* Task statement *
How would you go on with the article about boring beneath the Mississippi River for a force main, starting from the point where it stops?

* Selected passage *

--- START ---

Synchronized SBUs Bore Below Mississippi River: Multi-Tasking Auger Bores Move Muck For Force Main

July 2012, Vol. 67, No. 7
The 72-inch diameter Robbins Motorized SBU used in Clinton, IA, was the largest diameter machine of this type ever made.

Choosing equipment
Testing of the 395-foot crossing below Highway 67, the busiest roadway in the area, revealed a mixed face of silty, watery sand, clay and 10,000 psi UCS hard rock. “We opted to use SBU technology, even though other contractors said it could only be done with microtunneling. They thought this because of geology rather than crossing lengths,” said Keefe. Additionally, strict line and grade requirements were required to link up to the rest of the force main -- within six inches of line and two inches of grade, thus requiring a machine that was highly accurate. The company owned a Robbins 36-inch diameter SBU-A, and had leased several SBUs on at least a dozen projects over 15 years. “We were looking for the right project to use the SBU-M, and with the mixed ground, tight tolerances and longer length, we thought this would be the perfect opportunity,” said Keefe.

--- END ---

Layout region records
--- START ---

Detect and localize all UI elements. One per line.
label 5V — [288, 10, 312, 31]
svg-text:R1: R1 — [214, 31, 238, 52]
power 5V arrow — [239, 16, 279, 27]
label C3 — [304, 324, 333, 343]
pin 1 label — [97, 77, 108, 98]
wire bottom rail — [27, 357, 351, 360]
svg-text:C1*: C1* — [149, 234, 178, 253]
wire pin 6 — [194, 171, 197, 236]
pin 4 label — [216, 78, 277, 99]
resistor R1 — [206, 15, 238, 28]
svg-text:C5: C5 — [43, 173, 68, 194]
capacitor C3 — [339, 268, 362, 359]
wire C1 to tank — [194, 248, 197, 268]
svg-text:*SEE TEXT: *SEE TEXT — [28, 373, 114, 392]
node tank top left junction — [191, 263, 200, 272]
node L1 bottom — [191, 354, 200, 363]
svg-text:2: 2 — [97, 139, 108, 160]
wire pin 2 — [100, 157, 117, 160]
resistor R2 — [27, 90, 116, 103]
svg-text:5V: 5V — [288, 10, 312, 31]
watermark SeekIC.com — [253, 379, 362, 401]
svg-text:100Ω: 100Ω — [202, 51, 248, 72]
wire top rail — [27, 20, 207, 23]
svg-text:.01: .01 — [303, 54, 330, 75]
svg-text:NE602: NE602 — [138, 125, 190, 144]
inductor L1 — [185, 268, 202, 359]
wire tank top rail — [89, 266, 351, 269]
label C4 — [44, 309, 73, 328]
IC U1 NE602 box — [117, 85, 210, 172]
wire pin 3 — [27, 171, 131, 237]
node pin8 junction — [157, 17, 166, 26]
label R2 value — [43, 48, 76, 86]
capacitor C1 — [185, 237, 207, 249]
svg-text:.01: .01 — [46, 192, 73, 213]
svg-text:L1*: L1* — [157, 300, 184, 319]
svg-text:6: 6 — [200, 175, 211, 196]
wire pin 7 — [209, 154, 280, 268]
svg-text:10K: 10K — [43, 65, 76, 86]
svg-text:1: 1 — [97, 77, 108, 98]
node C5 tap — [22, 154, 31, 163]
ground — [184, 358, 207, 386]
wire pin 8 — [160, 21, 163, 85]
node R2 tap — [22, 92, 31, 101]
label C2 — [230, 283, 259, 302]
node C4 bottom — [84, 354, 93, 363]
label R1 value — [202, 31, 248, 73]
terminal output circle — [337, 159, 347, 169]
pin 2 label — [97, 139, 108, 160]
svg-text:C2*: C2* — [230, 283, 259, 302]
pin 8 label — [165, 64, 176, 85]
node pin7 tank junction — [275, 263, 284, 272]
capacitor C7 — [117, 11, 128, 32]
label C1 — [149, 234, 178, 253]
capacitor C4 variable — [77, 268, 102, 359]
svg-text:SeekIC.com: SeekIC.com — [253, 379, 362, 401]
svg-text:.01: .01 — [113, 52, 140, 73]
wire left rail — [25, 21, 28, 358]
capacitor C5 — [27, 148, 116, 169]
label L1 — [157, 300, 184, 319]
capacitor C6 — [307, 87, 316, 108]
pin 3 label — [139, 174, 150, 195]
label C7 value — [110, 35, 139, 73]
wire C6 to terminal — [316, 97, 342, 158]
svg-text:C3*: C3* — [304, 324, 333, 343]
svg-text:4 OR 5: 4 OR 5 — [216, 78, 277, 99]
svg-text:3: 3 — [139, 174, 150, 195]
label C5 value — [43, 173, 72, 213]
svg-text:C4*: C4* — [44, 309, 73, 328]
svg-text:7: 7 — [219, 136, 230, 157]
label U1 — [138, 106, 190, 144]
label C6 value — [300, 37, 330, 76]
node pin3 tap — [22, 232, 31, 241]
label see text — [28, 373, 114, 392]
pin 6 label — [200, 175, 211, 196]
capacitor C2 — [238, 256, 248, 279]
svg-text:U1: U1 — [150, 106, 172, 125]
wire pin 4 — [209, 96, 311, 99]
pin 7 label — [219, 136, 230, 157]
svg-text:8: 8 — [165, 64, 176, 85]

--- END ---

* Solved exercise *
The contractor opted for a Robbins 72-inch diameter Motorized Small Boring Unit (SBU-M) with mixed ground cutterhead, used in conjunction with a 60-inch auger boring machine. The 72-inch machine, the largest SBU-M yet built, would install steel casing of the same diameter to allow room for three bundled force mains -- two 18-inch lines and one 24-inch line -- as the carrier pipe. “The ability to expedite the owner’s schedule by using the SBU-M and SBU-A simultaneously with a TBM was a big advantage for us,” continued Keefe.

Excavation with the 72-inch SBU-M began on Jan. 3, 2012, from a 25-foot deep launch pit. Crews encountered an unexpectedly long drive of hard clays about 15 feet into the bore, but were able to keep mining through the clays by adding water through the cutterhead. “We started with a vacuum assist for spoil removal, but when we got into the clay right away, we had better success when we stopped and switched out to the auger,” said Keefe.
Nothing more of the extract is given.